[TASK INSTRUCTIONS]: Select all lines in the records that include "JSON".

↓↓↓

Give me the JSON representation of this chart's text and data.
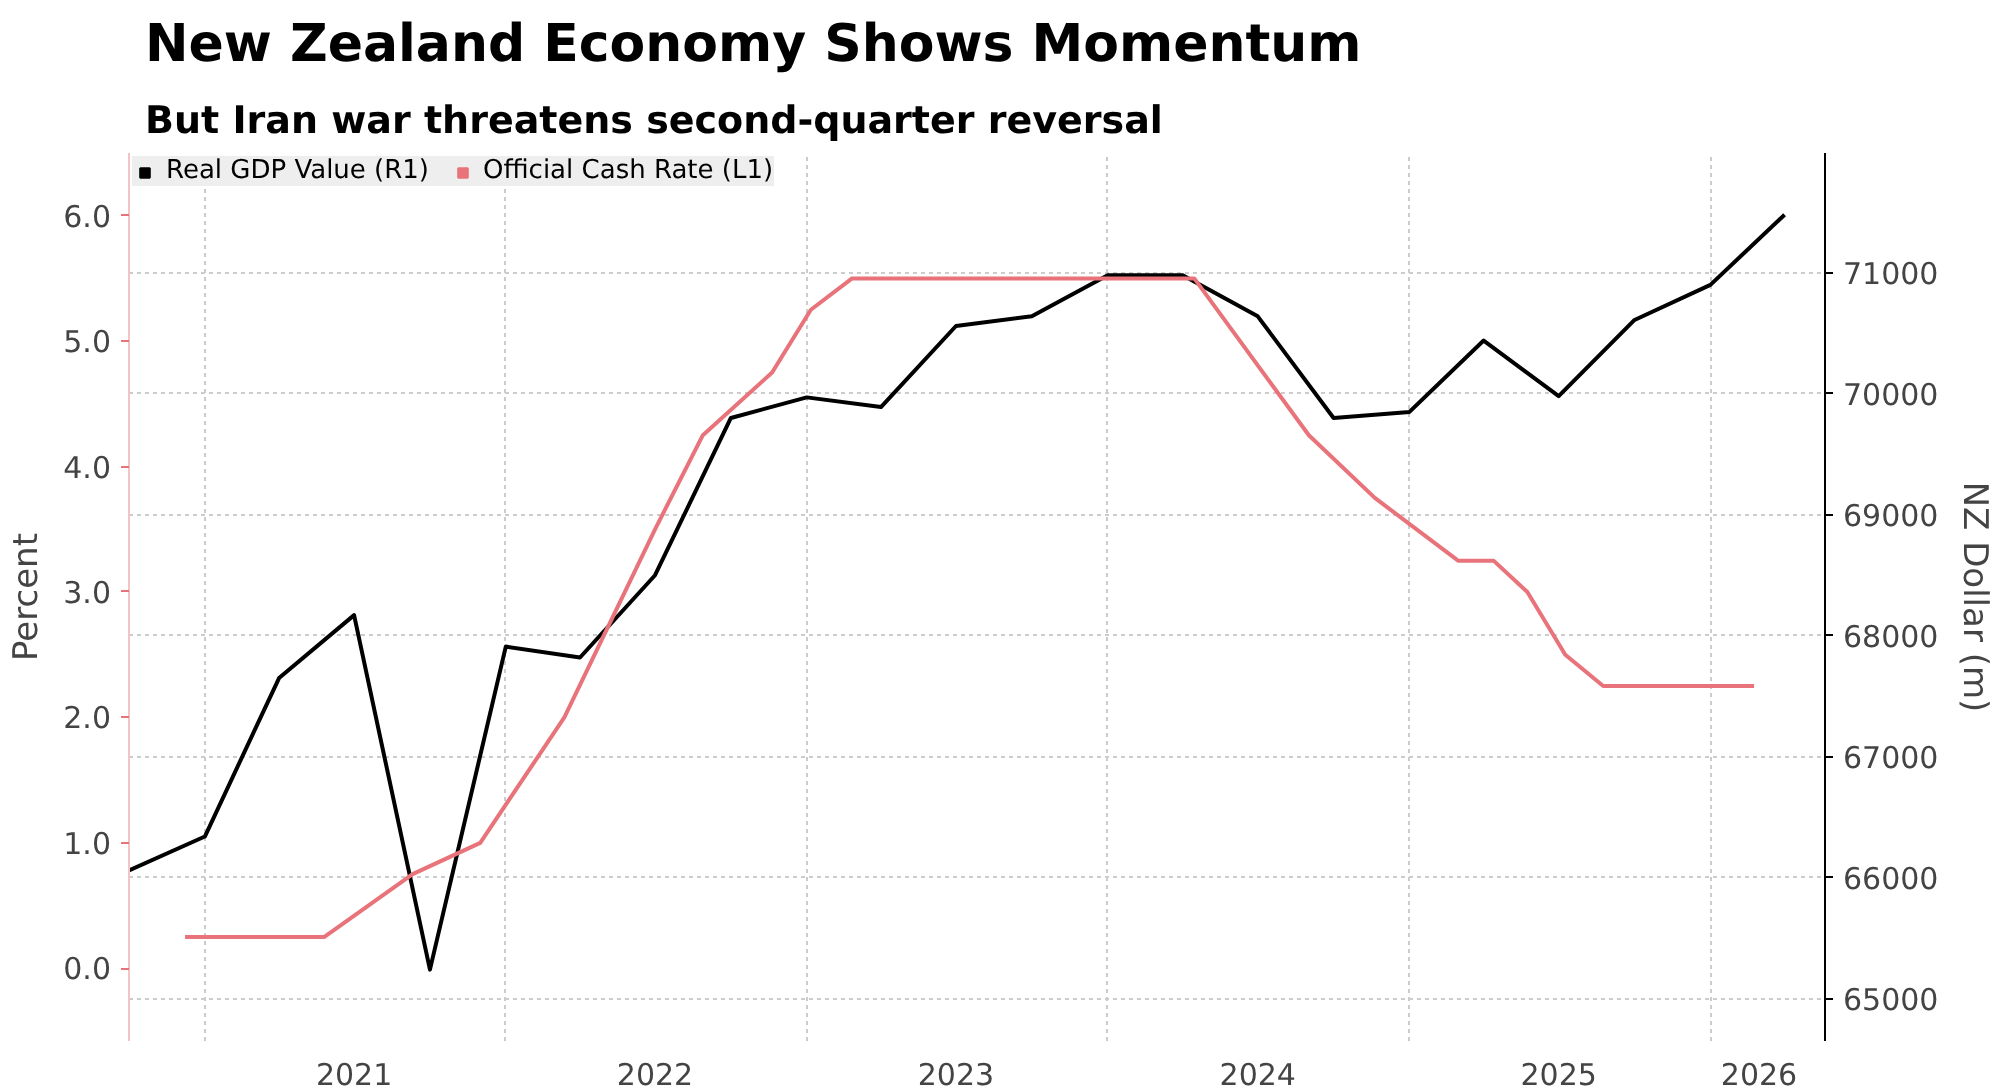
{
  "chart_data": {
    "type": "line",
    "title": "New Zealand Economy Shows Momentum",
    "subtitle": "But Iran war threatens second-quarter reversal",
    "ylabel": "Percent",
    "y2label": "NZ Dollar (m)",
    "series": [
      {
        "name": "Real GDP Value (R1)",
        "color": "#000000",
        "axis": "y2",
        "x": [
          "2020-10",
          "2021-01",
          "2021-04",
          "2021-07",
          "2021-10",
          "2022-01",
          "2022-04",
          "2022-07",
          "2022-10",
          "2023-01",
          "2023-04",
          "2023-07",
          "2023-10",
          "2024-01",
          "2024-04",
          "2024-07",
          "2024-10",
          "2025-01",
          "2025-04",
          "2025-07",
          "2025-10",
          "2026-01",
          "2026-04"
        ],
        "values": [
          66060,
          66340,
          67650,
          68170,
          65240,
          67910,
          67820,
          68500,
          69800,
          69970,
          69890,
          70560,
          70640,
          70980,
          70980,
          70640,
          69800,
          69850,
          70440,
          69980,
          70610,
          70900,
          71480
        ]
      },
      {
        "name": "Official Cash Rate (L1)",
        "color": "#e8737a",
        "x": [
          "2020-12-08",
          "2021-05-26",
          "2021-09-10",
          "2021-12-01",
          "2022-03-13",
          "2022-07-01",
          "2022-08-28",
          "2022-11-20",
          "2023-01-06",
          "2023-02-25",
          "2024-04-15",
          "2024-09-01",
          "2024-11-20",
          "2025-03-01",
          "2025-04-13",
          "2025-05-24",
          "2025-07-09",
          "2025-08-24",
          "2026-02-23"
        ],
        "values": [
          0.25,
          0.25,
          0.75,
          1.0,
          2.0,
          3.5,
          4.25,
          4.75,
          5.25,
          5.5,
          5.5,
          4.25,
          3.75,
          3.25,
          3.25,
          3.0,
          2.5,
          2.25,
          2.25
        ]
      }
    ],
    "xlim": [
      "2020-10-01",
      "2026-05-20"
    ],
    "xticks": [
      {
        "value": "2021-01-01",
        "label": null
      },
      {
        "value": "2022-01-01",
        "label": null
      },
      {
        "value": "2023-01-01",
        "label": null
      },
      {
        "value": "2024-01-01",
        "label": null
      },
      {
        "value": "2025-01-01",
        "label": null
      },
      {
        "value": "2026-01-01",
        "label": null
      },
      {
        "value": "2021-07-01",
        "label": "2021"
      },
      {
        "value": "2022-07-01",
        "label": "2022"
      },
      {
        "value": "2023-07-01",
        "label": "2023"
      },
      {
        "value": "2024-07-01",
        "label": "2024"
      },
      {
        "value": "2025-07-01",
        "label": "2025"
      },
      {
        "value": "2026-03-01",
        "label": "2026"
      }
    ],
    "ylim": [
      -0.58,
      6.5
    ],
    "yticks": [
      {
        "value": 0,
        "label": "0.0"
      },
      {
        "value": 1,
        "label": "1.0"
      },
      {
        "value": 2,
        "label": "2.0"
      },
      {
        "value": 3,
        "label": "3.0"
      },
      {
        "value": 4,
        "label": "4.0"
      },
      {
        "value": 5,
        "label": "5.0"
      },
      {
        "value": 6,
        "label": "6.0"
      }
    ],
    "y2lim": [
      64650,
      71990
    ],
    "y2ticks": [
      65000,
      66000,
      67000,
      68000,
      69000,
      70000,
      71000
    ],
    "grid": true,
    "legend": "top left",
    "line_style": "solid",
    "marker": "none"
  }
}
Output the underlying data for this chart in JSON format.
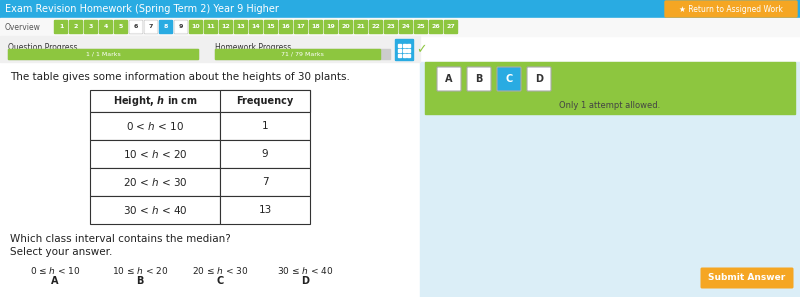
{
  "title_bar_text": "Exam Revision Homework (Spring Term 2) Year 9 Higher",
  "title_bar_bg": "#29abe2",
  "title_bar_text_color": "#ffffff",
  "nav_bg": "#ffffff",
  "nav_current": "8",
  "nav_current_bg": "#29abe2",
  "progress_bg": "#f0f0f0",
  "question_progress_label": "Question Progress",
  "homework_progress_label": "Homework Progress",
  "question_marks": "1 / 1 Marks",
  "homework_marks": "71 / 79 Marks",
  "progress_bar_color": "#8dc63f",
  "left_panel_bg": "#ffffff",
  "right_panel_bg": "#dbeef7",
  "answer_area_bg": "#8dc63f",
  "intro_text": "The table gives some information about the heights of 30 plants.",
  "table_header_col1": "Height, h in cm",
  "table_header_col2": "Frequency",
  "table_rows": [
    [
      "0 < h < 10",
      "1"
    ],
    [
      "10 < h < 20",
      "9"
    ],
    [
      "20 < h < 30",
      "7"
    ],
    [
      "30 < h < 40",
      "13"
    ]
  ],
  "question_text": "Which class interval contains the median?",
  "select_text": "Select your answer.",
  "answer_options_top": [
    "0 ≤ h < 10",
    "10 ≤ h < 20",
    "20 ≤ h < 30",
    "30 ≤ h < 40"
  ],
  "answer_labels": [
    "A",
    "B",
    "C",
    "D"
  ],
  "answer_btn_colors": [
    "#ffffff",
    "#ffffff",
    "#29abe2",
    "#ffffff"
  ],
  "answer_btn_text_colors": [
    "#333333",
    "#333333",
    "#ffffff",
    "#333333"
  ],
  "only_attempt_text": "Only 1 attempt allowed.",
  "submit_btn_text": "Submit Answer",
  "submit_btn_bg": "#f5a623",
  "submit_btn_text_color": "#ffffff",
  "return_btn_text": "Return to Assigned Work",
  "return_btn_bg": "#f5a623",
  "return_btn_text_color": "#ffffff"
}
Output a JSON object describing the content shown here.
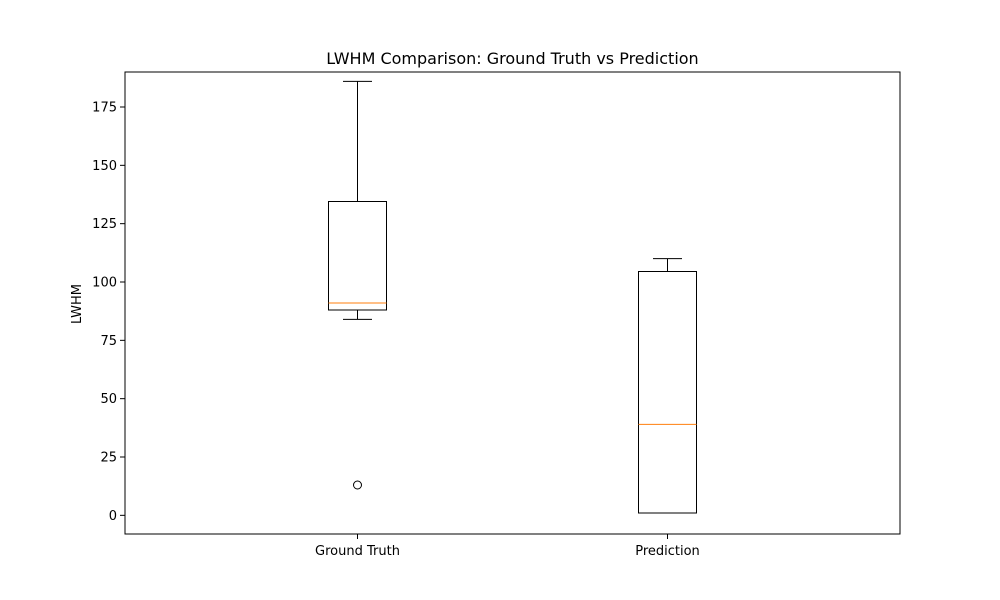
{
  "chart_data": {
    "type": "box",
    "title": "LWHM Comparison: Ground Truth vs Prediction",
    "xlabel": "",
    "ylabel": "LWHM",
    "ylim": [
      -8,
      190
    ],
    "yticks": [
      0,
      25,
      50,
      75,
      100,
      125,
      150,
      175
    ],
    "grid": false,
    "categories": [
      "Ground Truth",
      "Prediction"
    ],
    "boxes": [
      {
        "name": "Ground Truth",
        "whisker_low": 84,
        "q1": 88,
        "median": 91,
        "q3": 134.5,
        "whisker_high": 186,
        "outliers": [
          13
        ]
      },
      {
        "name": "Prediction",
        "whisker_low": 1,
        "q1": 1,
        "median": 39,
        "q3": 104.5,
        "whisker_high": 110,
        "outliers": []
      }
    ],
    "colors": {
      "box": "#000000",
      "median": "#ff7f0e",
      "frame": "#000000"
    }
  }
}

↑↑↑

[WRITTEN RESPONSE]:
Give me the JSON representation of this chart's text and data.
Output the underlying data for this chart in JSON format.
Output a JSON object describing the content shown here.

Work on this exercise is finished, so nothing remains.